:: Given exercise ::
All of the material below is to be restated word for word, apart from the pictures.

:: Entries supplied ::
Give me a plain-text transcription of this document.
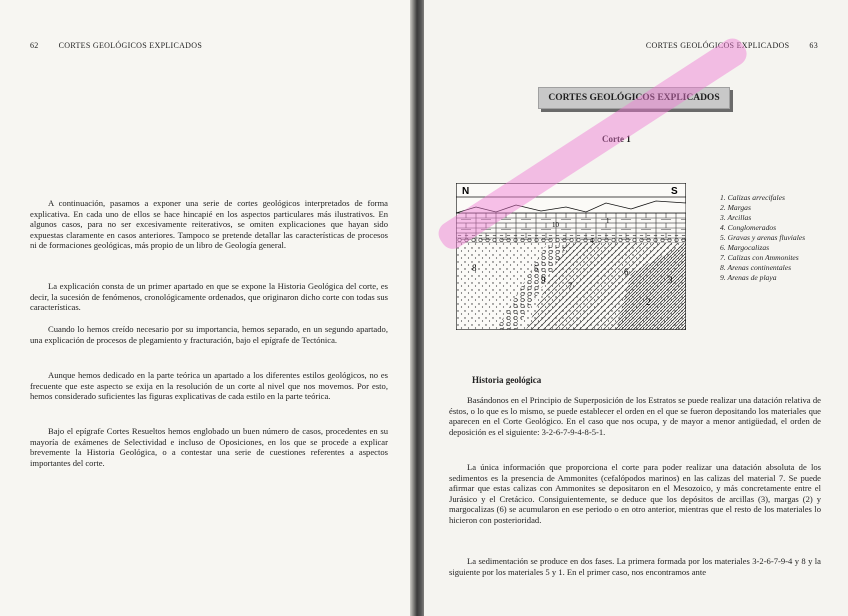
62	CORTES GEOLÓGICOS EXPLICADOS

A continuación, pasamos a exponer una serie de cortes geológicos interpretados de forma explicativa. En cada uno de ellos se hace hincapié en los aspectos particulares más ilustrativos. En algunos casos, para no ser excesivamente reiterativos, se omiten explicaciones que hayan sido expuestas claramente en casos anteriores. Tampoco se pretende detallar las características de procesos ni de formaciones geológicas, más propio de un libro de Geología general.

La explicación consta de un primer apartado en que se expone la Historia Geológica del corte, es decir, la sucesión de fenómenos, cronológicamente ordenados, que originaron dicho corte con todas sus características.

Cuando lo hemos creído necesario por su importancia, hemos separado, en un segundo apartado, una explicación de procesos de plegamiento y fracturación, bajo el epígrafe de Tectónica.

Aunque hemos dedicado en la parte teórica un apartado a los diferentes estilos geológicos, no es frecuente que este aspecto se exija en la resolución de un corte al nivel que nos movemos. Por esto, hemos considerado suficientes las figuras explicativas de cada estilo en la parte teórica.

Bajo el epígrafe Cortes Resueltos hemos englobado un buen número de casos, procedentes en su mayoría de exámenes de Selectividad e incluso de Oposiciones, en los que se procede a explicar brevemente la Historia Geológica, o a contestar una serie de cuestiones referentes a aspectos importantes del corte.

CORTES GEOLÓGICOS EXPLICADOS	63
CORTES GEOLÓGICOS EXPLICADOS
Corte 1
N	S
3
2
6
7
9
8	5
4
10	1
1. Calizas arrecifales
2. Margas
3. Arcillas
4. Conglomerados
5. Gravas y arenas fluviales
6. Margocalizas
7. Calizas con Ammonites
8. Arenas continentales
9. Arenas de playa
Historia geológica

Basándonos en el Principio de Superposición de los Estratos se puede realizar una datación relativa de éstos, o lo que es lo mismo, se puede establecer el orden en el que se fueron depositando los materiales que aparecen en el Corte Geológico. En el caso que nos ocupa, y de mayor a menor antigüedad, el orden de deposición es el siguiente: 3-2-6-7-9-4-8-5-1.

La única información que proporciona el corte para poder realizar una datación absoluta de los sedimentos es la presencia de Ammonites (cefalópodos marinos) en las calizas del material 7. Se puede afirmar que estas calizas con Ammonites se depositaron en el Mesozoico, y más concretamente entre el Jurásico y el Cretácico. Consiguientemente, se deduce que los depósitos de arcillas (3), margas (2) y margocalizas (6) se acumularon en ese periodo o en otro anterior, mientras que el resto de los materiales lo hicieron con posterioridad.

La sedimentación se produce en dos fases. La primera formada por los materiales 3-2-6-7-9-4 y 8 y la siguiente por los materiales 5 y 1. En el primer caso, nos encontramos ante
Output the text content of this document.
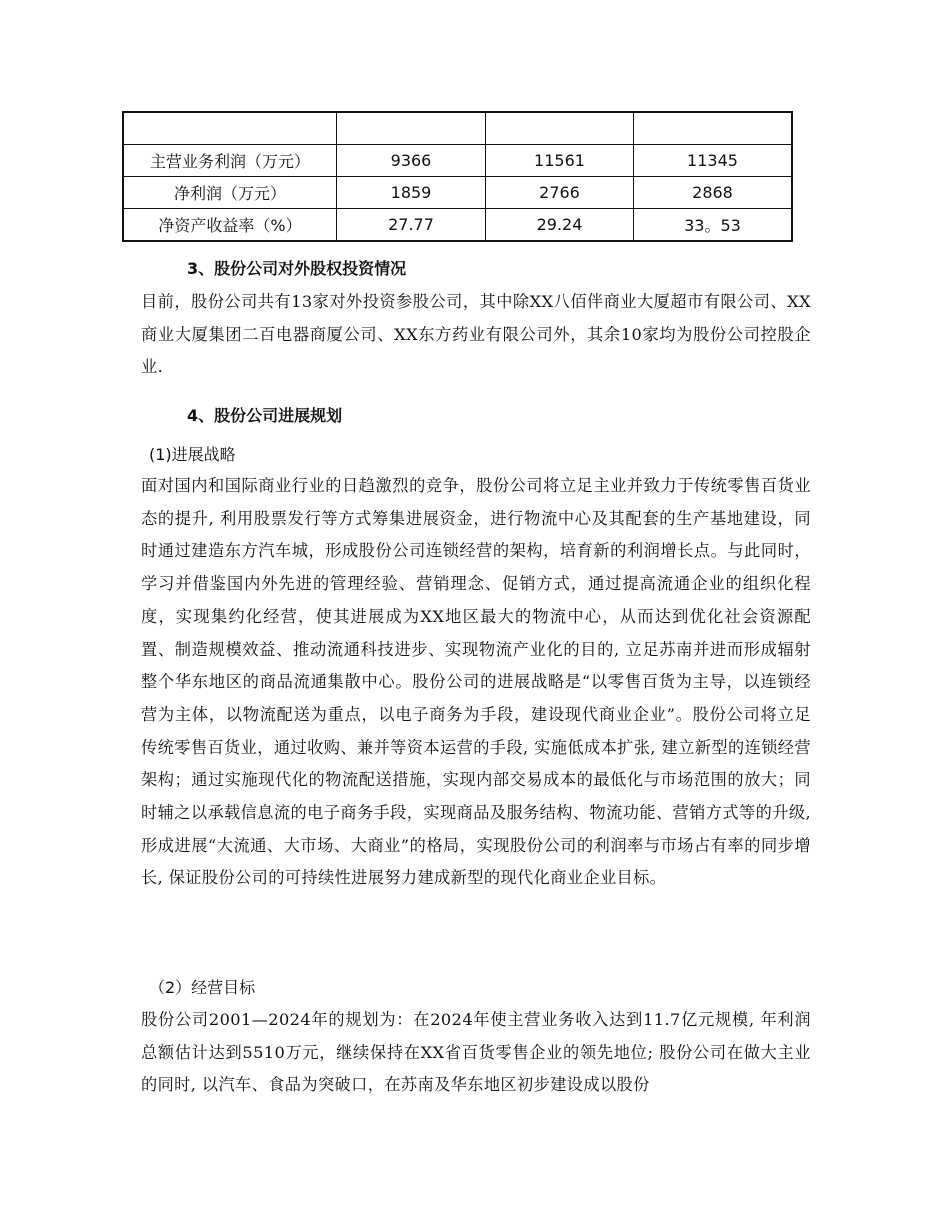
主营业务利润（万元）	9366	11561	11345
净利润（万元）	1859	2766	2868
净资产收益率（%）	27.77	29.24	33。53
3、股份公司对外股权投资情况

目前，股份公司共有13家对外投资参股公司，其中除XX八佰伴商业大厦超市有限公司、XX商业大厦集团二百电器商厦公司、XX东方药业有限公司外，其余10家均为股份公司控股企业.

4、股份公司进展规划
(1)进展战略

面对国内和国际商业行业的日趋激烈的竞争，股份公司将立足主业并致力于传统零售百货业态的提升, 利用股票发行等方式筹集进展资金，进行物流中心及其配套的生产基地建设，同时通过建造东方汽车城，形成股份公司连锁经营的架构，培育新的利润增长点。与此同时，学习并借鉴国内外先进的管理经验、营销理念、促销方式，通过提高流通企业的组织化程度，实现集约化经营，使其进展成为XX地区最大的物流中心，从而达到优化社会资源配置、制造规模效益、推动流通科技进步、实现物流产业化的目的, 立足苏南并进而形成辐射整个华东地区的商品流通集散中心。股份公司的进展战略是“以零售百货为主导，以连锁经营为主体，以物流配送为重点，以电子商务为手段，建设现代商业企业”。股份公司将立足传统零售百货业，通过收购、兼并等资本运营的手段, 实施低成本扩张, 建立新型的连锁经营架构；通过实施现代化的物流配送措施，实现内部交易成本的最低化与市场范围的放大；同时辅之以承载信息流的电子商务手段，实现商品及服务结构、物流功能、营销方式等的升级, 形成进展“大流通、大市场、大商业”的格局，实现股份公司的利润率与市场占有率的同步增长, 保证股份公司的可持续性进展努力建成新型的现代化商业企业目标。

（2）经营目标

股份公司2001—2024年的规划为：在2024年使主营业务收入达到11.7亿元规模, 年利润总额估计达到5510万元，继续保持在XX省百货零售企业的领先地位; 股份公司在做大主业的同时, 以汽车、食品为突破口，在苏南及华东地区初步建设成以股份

:: Solution below ::
Give me a plain-text transcription of this document.
62	CORTES GEOLÓGICOS EXPLICADOS

A continuación, pasamos a exponer una serie de cortes geológicos interpretados de forma explicativa. En cada uno de ellos se hace hincapié en los aspectos particulares más ilustrativos. En algunos casos, para no ser excesivamente reiterativos, se omiten explicaciones que hayan sido expuestas claramente en casos anteriores. Tampoco se pretende detallar las características de procesos ni de formaciones geológicas, más propio de un libro de Geología general.

La explicación consta de un primer apartado en que se expone la Historia Geológica del corte, es decir, la sucesión de fenómenos, cronológicamente ordenados, que originaron dicho corte con todas sus características.

Cuando lo hemos creído necesario por su importancia, hemos separado, en un segundo apartado, una explicación de procesos de plegamiento y fracturación, bajo el epígrafe de Tectónica.

Aunque hemos dedicado en la parte teórica un apartado a los diferentes estilos geológicos, no es frecuente que este aspecto se exija en la resolución de un corte al nivel que nos movemos. Por esto, hemos considerado suficientes las figuras explicativas de cada estilo en la parte teórica.

Bajo el epígrafe Cortes Resueltos hemos englobado un buen número de casos, procedentes en su mayoría de exámenes de Selectividad e incluso de Oposiciones, en los que se procede a explicar brevemente la Historia Geológica, o a contestar una serie de cuestiones referentes a aspectos importantes del corte.

CORTES GEOLÓGICOS EXPLICADOS	63
CORTES GEOLÓGICOS EXPLICADOS
Corte 1
N	S
3
2
6
7
9
8	5
4
10	1
1. Calizas arrecifales
2. Margas
3. Arcillas
4. Conglomerados
5. Gravas y arenas fluviales
6. Margocalizas
7. Calizas con Ammonites
8. Arenas continentales
9. Arenas de playa
Historia geológica

Basándonos en el Principio de Superposición de los Estratos se puede realizar una datación relativa de éstos, o lo que es lo mismo, se puede establecer el orden en el que se fueron depositando los materiales que aparecen en el Corte Geológico. En el caso que nos ocupa, y de mayor a menor antigüedad, el orden de deposición es el siguiente: 3-2-6-7-9-4-8-5-1.

La única información que proporciona el corte para poder realizar una datación absoluta de los sedimentos es la presencia de Ammonites (cefalópodos marinos) en las calizas del material 7. Se puede afirmar que estas calizas con Ammonites se depositaron en el Mesozoico, y más concretamente entre el Jurásico y el Cretácico. Consiguientemente, se deduce que los depósitos de arcillas (3), margas (2) y margocalizas (6) se acumularon en ese periodo o en otro anterior, mientras que el resto de los materiales lo hicieron con posterioridad.

La sedimentación se produce en dos fases. La primera formada por los materiales 3-2-6-7-9-4 y 8 y la siguiente por los materiales 5 y 1. En el primer caso, nos encontramos ante
Output the text content of this document.
主营业务利润（万元）	9366	11561	11345
净利润（万元）	1859	2766	2868
净资产收益率（%）	27.77	29.24	33。53
3、股份公司对外股权投资情况

目前，股份公司共有13家对外投资参股公司，其中除XX八佰伴商业大厦超市有限公司、XX商业大厦集团二百电器商厦公司、XX东方药业有限公司外，其余10家均为股份公司控股企业.

4、股份公司进展规划
(1)进展战略

面对国内和国际商业行业的日趋激烈的竞争，股份公司将立足主业并致力于传统零售百货业态的提升, 利用股票发行等方式筹集进展资金，进行物流中心及其配套的生产基地建设，同时通过建造东方汽车城，形成股份公司连锁经营的架构，培育新的利润增长点。与此同时，学习并借鉴国内外先进的管理经验、营销理念、促销方式，通过提高流通企业的组织化程度，实现集约化经营，使其进展成为XX地区最大的物流中心，从而达到优化社会资源配置、制造规模效益、推动流通科技进步、实现物流产业化的目的, 立足苏南并进而形成辐射整个华东地区的商品流通集散中心。股份公司的进展战略是“以零售百货为主导，以连锁经营为主体，以物流配送为重点，以电子商务为手段，建设现代商业企业”。股份公司将立足传统零售百货业，通过收购、兼并等资本运营的手段, 实施低成本扩张, 建立新型的连锁经营架构；通过实施现代化的物流配送措施，实现内部交易成本的最低化与市场范围的放大；同时辅之以承载信息流的电子商务手段，实现商品及服务结构、物流功能、营销方式等的升级, 形成进展“大流通、大市场、大商业”的格局，实现股份公司的利润率与市场占有率的同步增长, 保证股份公司的可持续性进展努力建成新型的现代化商业企业目标。

（2）经营目标

股份公司2001—2024年的规划为：在2024年使主营业务收入达到11.7亿元规模, 年利润总额估计达到5510万元，继续保持在XX省百货零售企业的领先地位; 股份公司在做大主业的同时, 以汽车、食品为突破口，在苏南及华东地区初步建设成以股份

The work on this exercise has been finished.